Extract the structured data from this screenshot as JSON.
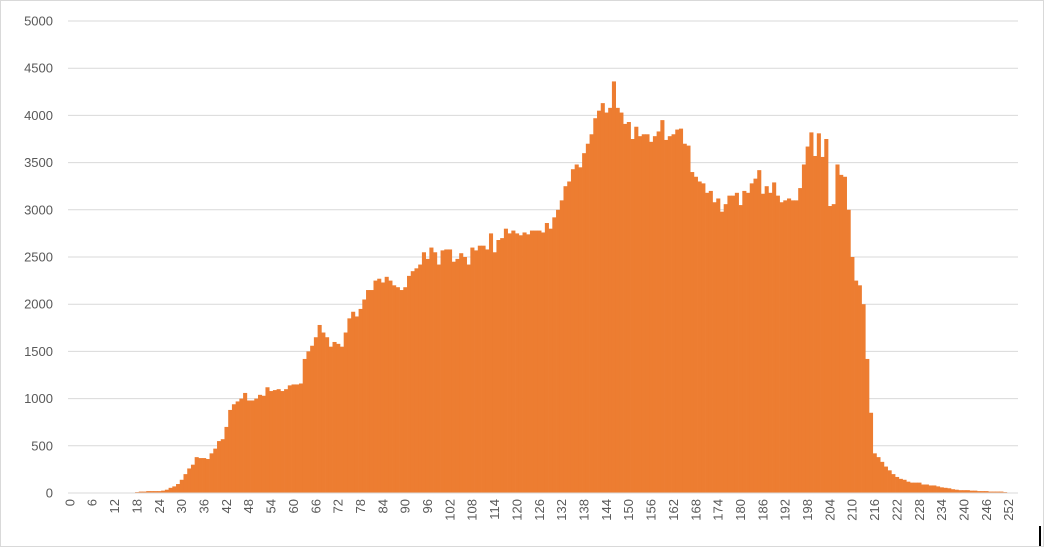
{
  "chart_data": {
    "type": "bar",
    "title": "",
    "xlabel": "",
    "ylabel": "",
    "ylim": [
      0,
      5000
    ],
    "y_ticks": [
      "0",
      "500",
      "1000",
      "1500",
      "2000",
      "2500",
      "3000",
      "3500",
      "4000",
      "4500",
      "5000"
    ],
    "x_tick_labels": [
      "0",
      "6",
      "12",
      "18",
      "24",
      "30",
      "36",
      "42",
      "48",
      "54",
      "60",
      "66",
      "72",
      "78",
      "84",
      "90",
      "96",
      "102",
      "108",
      "114",
      "120",
      "126",
      "132",
      "138",
      "144",
      "150",
      "156",
      "162",
      "168",
      "174",
      "180",
      "186",
      "192",
      "198",
      "204",
      "210",
      "216",
      "222",
      "228",
      "234",
      "240",
      "246",
      "252"
    ],
    "x_tick_step": 6,
    "grid": true,
    "legend": "none",
    "bar_color": "#ED7D31",
    "categories_range": [
      0,
      255
    ],
    "values": [
      0,
      0,
      0,
      0,
      0,
      0,
      0,
      0,
      0,
      0,
      0,
      0,
      0,
      0,
      0,
      0,
      0,
      5,
      10,
      15,
      15,
      20,
      20,
      20,
      20,
      25,
      35,
      55,
      70,
      95,
      140,
      200,
      260,
      300,
      380,
      370,
      370,
      360,
      420,
      470,
      550,
      570,
      700,
      880,
      940,
      970,
      1000,
      1060,
      980,
      980,
      1000,
      1040,
      1030,
      1120,
      1080,
      1090,
      1100,
      1080,
      1100,
      1140,
      1150,
      1150,
      1160,
      1420,
      1500,
      1560,
      1650,
      1780,
      1700,
      1650,
      1550,
      1600,
      1580,
      1550,
      1700,
      1850,
      1920,
      1870,
      1950,
      2050,
      2150,
      2150,
      2250,
      2270,
      2230,
      2290,
      2250,
      2200,
      2180,
      2150,
      2180,
      2300,
      2350,
      2380,
      2420,
      2550,
      2480,
      2600,
      2550,
      2420,
      2570,
      2580,
      2580,
      2450,
      2480,
      2540,
      2500,
      2420,
      2600,
      2570,
      2620,
      2620,
      2580,
      2750,
      2550,
      2680,
      2700,
      2800,
      2750,
      2780,
      2750,
      2730,
      2760,
      2740,
      2780,
      2780,
      2780,
      2760,
      2860,
      2800,
      2920,
      3000,
      3100,
      3250,
      3300,
      3430,
      3480,
      3450,
      3600,
      3700,
      3800,
      3970,
      4050,
      4130,
      4030,
      4080,
      4360,
      4080,
      4030,
      3910,
      3930,
      3750,
      3880,
      3780,
      3800,
      3800,
      3720,
      3780,
      3830,
      3950,
      3740,
      3780,
      3800,
      3850,
      3860,
      3700,
      3680,
      3400,
      3350,
      3300,
      3280,
      3180,
      3200,
      3080,
      3120,
      2980,
      3060,
      3150,
      3150,
      3180,
      3050,
      3200,
      3180,
      3280,
      3330,
      3420,
      3170,
      3250,
      3180,
      3290,
      3150,
      3080,
      3100,
      3120,
      3100,
      3100,
      3230,
      3480,
      3670,
      3820,
      3570,
      3810,
      3560,
      3750,
      3040,
      3060,
      3480,
      3370,
      3350,
      3000,
      2500,
      2250,
      2200,
      2000,
      1420,
      850,
      420,
      380,
      330,
      280,
      240,
      200,
      170,
      150,
      140,
      120,
      110,
      110,
      110,
      90,
      90,
      80,
      80,
      70,
      60,
      55,
      50,
      40,
      35,
      30,
      30,
      30,
      25,
      25,
      20,
      20,
      20,
      15,
      15,
      15,
      15,
      10,
      5,
      0,
      0
    ]
  }
}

• **GIVEN PROBLEM**: Reproduce the whole listing above word for word, but not its pictures.

• **WRITTEN ANSWER**:
Extract the structured data from this screenshot as JSON.
{
  "chart_data": {
    "type": "bar",
    "title": "",
    "xlabel": "",
    "ylabel": "",
    "ylim": [
      0,
      5000
    ],
    "y_ticks": [
      "0",
      "500",
      "1000",
      "1500",
      "2000",
      "2500",
      "3000",
      "3500",
      "4000",
      "4500",
      "5000"
    ],
    "x_tick_labels": [
      "0",
      "6",
      "12",
      "18",
      "24",
      "30",
      "36",
      "42",
      "48",
      "54",
      "60",
      "66",
      "72",
      "78",
      "84",
      "90",
      "96",
      "102",
      "108",
      "114",
      "120",
      "126",
      "132",
      "138",
      "144",
      "150",
      "156",
      "162",
      "168",
      "174",
      "180",
      "186",
      "192",
      "198",
      "204",
      "210",
      "216",
      "222",
      "228",
      "234",
      "240",
      "246",
      "252"
    ],
    "x_tick_step": 6,
    "grid": true,
    "legend": "none",
    "bar_color": "#ED7D31",
    "categories_range": [
      0,
      255
    ],
    "values": [
      0,
      0,
      0,
      0,
      0,
      0,
      0,
      0,
      0,
      0,
      0,
      0,
      0,
      0,
      0,
      0,
      0,
      5,
      10,
      15,
      15,
      20,
      20,
      20,
      20,
      25,
      35,
      55,
      70,
      95,
      140,
      200,
      260,
      300,
      380,
      370,
      370,
      360,
      420,
      470,
      550,
      570,
      700,
      880,
      940,
      970,
      1000,
      1060,
      980,
      980,
      1000,
      1040,
      1030,
      1120,
      1080,
      1090,
      1100,
      1080,
      1100,
      1140,
      1150,
      1150,
      1160,
      1420,
      1500,
      1560,
      1650,
      1780,
      1700,
      1650,
      1550,
      1600,
      1580,
      1550,
      1700,
      1850,
      1920,
      1870,
      1950,
      2050,
      2150,
      2150,
      2250,
      2270,
      2230,
      2290,
      2250,
      2200,
      2180,
      2150,
      2180,
      2300,
      2350,
      2380,
      2420,
      2550,
      2480,
      2600,
      2550,
      2420,
      2570,
      2580,
      2580,
      2450,
      2480,
      2540,
      2500,
      2420,
      2600,
      2570,
      2620,
      2620,
      2580,
      2750,
      2550,
      2680,
      2700,
      2800,
      2750,
      2780,
      2750,
      2730,
      2760,
      2740,
      2780,
      2780,
      2780,
      2760,
      2860,
      2800,
      2920,
      3000,
      3100,
      3250,
      3300,
      3430,
      3480,
      3450,
      3600,
      3700,
      3800,
      3970,
      4050,
      4130,
      4030,
      4080,
      4360,
      4080,
      4030,
      3910,
      3930,
      3750,
      3880,
      3780,
      3800,
      3800,
      3720,
      3780,
      3830,
      3950,
      3740,
      3780,
      3800,
      3850,
      3860,
      3700,
      3680,
      3400,
      3350,
      3300,
      3280,
      3180,
      3200,
      3080,
      3120,
      2980,
      3060,
      3150,
      3150,
      3180,
      3050,
      3200,
      3180,
      3280,
      3330,
      3420,
      3170,
      3250,
      3180,
      3290,
      3150,
      3080,
      3100,
      3120,
      3100,
      3100,
      3230,
      3480,
      3670,
      3820,
      3570,
      3810,
      3560,
      3750,
      3040,
      3060,
      3480,
      3370,
      3350,
      3000,
      2500,
      2250,
      2200,
      2000,
      1420,
      850,
      420,
      380,
      330,
      280,
      240,
      200,
      170,
      150,
      140,
      120,
      110,
      110,
      110,
      90,
      90,
      80,
      80,
      70,
      60,
      55,
      50,
      40,
      35,
      30,
      30,
      30,
      25,
      25,
      20,
      20,
      20,
      15,
      15,
      15,
      15,
      10,
      5,
      0,
      0
    ]
  }
}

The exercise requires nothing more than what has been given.